Dataset records
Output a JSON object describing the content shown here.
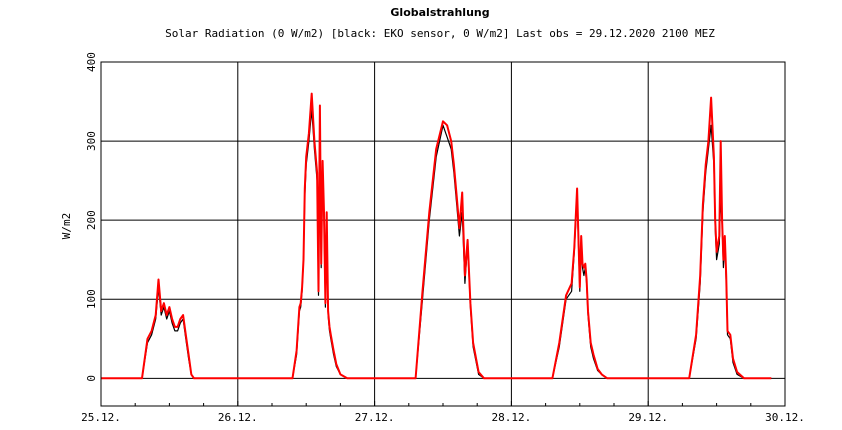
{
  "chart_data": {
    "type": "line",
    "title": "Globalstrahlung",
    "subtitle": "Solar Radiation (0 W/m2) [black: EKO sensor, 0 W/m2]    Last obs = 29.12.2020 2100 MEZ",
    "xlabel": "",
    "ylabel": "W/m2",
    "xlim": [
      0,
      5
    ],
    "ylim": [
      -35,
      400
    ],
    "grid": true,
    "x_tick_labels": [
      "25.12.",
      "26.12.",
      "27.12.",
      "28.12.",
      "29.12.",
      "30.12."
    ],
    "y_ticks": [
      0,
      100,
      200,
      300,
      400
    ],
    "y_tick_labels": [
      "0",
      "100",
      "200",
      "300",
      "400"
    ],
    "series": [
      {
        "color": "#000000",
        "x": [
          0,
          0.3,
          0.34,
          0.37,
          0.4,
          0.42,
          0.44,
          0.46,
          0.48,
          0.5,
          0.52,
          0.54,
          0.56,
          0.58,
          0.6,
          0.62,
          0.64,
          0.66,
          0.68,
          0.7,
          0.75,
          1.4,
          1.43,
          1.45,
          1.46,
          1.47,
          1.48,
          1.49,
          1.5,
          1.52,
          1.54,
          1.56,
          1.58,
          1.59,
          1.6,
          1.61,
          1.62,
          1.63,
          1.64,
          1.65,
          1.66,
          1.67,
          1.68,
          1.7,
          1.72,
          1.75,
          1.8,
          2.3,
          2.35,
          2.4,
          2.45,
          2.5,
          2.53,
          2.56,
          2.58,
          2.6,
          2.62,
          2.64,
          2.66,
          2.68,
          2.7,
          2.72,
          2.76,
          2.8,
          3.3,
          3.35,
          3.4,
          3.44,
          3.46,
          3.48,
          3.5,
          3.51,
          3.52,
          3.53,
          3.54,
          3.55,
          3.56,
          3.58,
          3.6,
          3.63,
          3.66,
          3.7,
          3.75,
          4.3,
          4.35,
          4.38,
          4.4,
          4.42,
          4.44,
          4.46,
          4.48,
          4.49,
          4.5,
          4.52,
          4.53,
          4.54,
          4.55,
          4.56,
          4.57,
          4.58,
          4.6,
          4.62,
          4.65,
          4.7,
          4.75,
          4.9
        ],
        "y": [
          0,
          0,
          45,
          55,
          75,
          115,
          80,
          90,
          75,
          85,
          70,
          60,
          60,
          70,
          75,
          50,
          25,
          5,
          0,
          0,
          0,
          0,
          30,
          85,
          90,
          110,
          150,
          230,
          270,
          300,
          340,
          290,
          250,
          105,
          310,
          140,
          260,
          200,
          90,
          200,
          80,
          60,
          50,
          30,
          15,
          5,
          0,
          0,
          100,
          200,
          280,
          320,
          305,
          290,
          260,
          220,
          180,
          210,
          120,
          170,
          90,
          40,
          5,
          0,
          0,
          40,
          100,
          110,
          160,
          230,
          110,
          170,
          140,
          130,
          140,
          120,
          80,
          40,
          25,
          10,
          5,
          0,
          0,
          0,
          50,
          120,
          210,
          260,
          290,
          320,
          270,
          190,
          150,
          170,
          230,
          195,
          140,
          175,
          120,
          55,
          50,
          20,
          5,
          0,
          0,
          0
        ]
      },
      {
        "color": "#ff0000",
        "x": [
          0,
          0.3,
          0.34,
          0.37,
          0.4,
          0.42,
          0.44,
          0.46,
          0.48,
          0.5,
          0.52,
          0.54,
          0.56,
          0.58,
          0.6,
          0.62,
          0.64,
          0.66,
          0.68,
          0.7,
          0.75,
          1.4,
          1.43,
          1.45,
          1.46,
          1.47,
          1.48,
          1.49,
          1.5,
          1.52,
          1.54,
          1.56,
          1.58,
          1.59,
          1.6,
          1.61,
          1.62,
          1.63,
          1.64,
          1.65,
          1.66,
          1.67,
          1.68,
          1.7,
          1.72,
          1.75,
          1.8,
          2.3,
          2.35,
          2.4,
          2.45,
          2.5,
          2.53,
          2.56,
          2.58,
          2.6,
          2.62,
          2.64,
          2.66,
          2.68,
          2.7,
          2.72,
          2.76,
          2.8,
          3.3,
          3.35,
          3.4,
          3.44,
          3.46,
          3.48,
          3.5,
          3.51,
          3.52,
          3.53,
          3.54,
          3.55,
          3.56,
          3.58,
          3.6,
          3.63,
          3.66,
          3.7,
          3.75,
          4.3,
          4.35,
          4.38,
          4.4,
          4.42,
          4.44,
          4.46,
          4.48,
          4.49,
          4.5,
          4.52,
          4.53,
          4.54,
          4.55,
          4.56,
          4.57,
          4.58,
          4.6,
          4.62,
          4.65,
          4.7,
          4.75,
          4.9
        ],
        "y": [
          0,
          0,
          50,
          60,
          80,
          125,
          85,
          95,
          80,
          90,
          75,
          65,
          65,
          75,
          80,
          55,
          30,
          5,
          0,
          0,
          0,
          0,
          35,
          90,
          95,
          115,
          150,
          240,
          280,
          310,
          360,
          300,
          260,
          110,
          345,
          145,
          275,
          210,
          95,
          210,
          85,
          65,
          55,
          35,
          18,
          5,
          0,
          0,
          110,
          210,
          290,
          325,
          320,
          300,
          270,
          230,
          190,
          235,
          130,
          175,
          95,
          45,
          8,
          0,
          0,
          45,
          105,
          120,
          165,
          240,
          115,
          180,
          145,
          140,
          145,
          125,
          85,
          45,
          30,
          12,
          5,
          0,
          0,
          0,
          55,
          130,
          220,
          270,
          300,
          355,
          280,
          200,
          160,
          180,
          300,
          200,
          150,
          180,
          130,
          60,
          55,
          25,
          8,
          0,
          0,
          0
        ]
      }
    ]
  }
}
---
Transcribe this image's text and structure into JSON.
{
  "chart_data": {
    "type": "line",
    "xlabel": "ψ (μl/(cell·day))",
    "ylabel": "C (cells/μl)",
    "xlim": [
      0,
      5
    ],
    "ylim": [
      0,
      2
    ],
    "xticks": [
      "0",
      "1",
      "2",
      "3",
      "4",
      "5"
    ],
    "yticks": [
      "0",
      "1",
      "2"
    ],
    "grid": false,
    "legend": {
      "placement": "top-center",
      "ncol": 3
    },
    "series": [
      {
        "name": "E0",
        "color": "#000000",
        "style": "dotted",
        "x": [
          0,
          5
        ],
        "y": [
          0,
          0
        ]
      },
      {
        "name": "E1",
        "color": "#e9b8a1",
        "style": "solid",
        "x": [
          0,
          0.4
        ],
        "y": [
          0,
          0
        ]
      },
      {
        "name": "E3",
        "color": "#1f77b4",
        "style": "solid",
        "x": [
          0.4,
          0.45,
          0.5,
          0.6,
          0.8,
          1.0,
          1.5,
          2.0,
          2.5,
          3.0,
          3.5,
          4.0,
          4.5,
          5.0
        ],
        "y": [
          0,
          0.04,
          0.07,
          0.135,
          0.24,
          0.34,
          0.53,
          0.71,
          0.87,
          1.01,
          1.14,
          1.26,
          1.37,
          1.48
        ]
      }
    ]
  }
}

#### DO THIS
Pull out every line holding "color" from the records above, and copy it.

#### TASK RESULT
        "color": "#000000",
        "color": "#ff0000",
        "color": "#000000",
        "color": "#e9b8a1",
        "color": "#1f77b4",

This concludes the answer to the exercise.